→ Data section
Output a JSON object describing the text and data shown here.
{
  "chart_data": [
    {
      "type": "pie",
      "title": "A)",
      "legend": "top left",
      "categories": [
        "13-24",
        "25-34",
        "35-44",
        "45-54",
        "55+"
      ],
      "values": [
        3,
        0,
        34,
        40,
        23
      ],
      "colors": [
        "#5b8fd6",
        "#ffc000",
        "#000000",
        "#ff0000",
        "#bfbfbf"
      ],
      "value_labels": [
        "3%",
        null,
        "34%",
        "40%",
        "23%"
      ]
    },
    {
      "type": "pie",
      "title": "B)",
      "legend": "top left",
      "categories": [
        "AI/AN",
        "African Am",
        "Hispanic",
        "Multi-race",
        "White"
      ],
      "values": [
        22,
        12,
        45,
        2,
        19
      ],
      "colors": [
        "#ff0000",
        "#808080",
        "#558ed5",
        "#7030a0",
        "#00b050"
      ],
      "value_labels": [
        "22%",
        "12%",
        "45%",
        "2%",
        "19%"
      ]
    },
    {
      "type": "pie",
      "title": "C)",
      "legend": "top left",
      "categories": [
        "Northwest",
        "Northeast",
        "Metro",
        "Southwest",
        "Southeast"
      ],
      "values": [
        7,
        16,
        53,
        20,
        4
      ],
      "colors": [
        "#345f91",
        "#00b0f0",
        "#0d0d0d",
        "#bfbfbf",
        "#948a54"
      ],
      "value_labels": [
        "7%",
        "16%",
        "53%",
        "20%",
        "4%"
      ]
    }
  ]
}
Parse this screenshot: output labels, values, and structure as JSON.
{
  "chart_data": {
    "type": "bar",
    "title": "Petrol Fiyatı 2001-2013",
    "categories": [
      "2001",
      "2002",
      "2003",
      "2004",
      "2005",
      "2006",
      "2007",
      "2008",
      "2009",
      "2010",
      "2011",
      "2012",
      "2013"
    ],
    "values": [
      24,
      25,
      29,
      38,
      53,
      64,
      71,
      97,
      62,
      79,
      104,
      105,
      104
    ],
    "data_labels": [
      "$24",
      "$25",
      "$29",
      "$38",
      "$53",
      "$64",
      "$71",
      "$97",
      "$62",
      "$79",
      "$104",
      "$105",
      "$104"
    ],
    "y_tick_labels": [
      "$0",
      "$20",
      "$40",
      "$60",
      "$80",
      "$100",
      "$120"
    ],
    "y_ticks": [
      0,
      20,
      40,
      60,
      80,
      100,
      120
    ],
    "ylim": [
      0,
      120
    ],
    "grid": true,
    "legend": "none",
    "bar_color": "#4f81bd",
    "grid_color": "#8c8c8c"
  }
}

→ Task prompt
Output all of the data again. Match it exactly.

→ The answer
Output a JSON object describing the text and data shown here.
{
  "chart_data": [
    {
      "type": "pie",
      "title": "A)",
      "legend": "top left",
      "categories": [
        "13-24",
        "25-34",
        "35-44",
        "45-54",
        "55+"
      ],
      "values": [
        3,
        0,
        34,
        40,
        23
      ],
      "colors": [
        "#5b8fd6",
        "#ffc000",
        "#000000",
        "#ff0000",
        "#bfbfbf"
      ],
      "value_labels": [
        "3%",
        null,
        "34%",
        "40%",
        "23%"
      ]
    },
    {
      "type": "pie",
      "title": "B)",
      "legend": "top left",
      "categories": [
        "AI/AN",
        "African Am",
        "Hispanic",
        "Multi-race",
        "White"
      ],
      "values": [
        22,
        12,
        45,
        2,
        19
      ],
      "colors": [
        "#ff0000",
        "#808080",
        "#558ed5",
        "#7030a0",
        "#00b050"
      ],
      "value_labels": [
        "22%",
        "12%",
        "45%",
        "2%",
        "19%"
      ]
    },
    {
      "type": "pie",
      "title": "C)",
      "legend": "top left",
      "categories": [
        "Northwest",
        "Northeast",
        "Metro",
        "Southwest",
        "Southeast"
      ],
      "values": [
        7,
        16,
        53,
        20,
        4
      ],
      "colors": [
        "#345f91",
        "#00b0f0",
        "#0d0d0d",
        "#bfbfbf",
        "#948a54"
      ],
      "value_labels": [
        "7%",
        "16%",
        "53%",
        "20%",
        "4%"
      ]
    }
  ]
}
Parse this screenshot: output labels, values, and structure as JSON.
{
  "chart_data": {
    "type": "bar",
    "title": "Petrol Fiyatı 2001-2013",
    "categories": [
      "2001",
      "2002",
      "2003",
      "2004",
      "2005",
      "2006",
      "2007",
      "2008",
      "2009",
      "2010",
      "2011",
      "2012",
      "2013"
    ],
    "values": [
      24,
      25,
      29,
      38,
      53,
      64,
      71,
      97,
      62,
      79,
      104,
      105,
      104
    ],
    "data_labels": [
      "$24",
      "$25",
      "$29",
      "$38",
      "$53",
      "$64",
      "$71",
      "$97",
      "$62",
      "$79",
      "$104",
      "$105",
      "$104"
    ],
    "y_tick_labels": [
      "$0",
      "$20",
      "$40",
      "$60",
      "$80",
      "$100",
      "$120"
    ],
    "y_ticks": [
      0,
      20,
      40,
      60,
      80,
      100,
      120
    ],
    "ylim": [
      0,
      120
    ],
    "grid": true,
    "legend": "none",
    "bar_color": "#4f81bd",
    "grid_color": "#8c8c8c"
  }
}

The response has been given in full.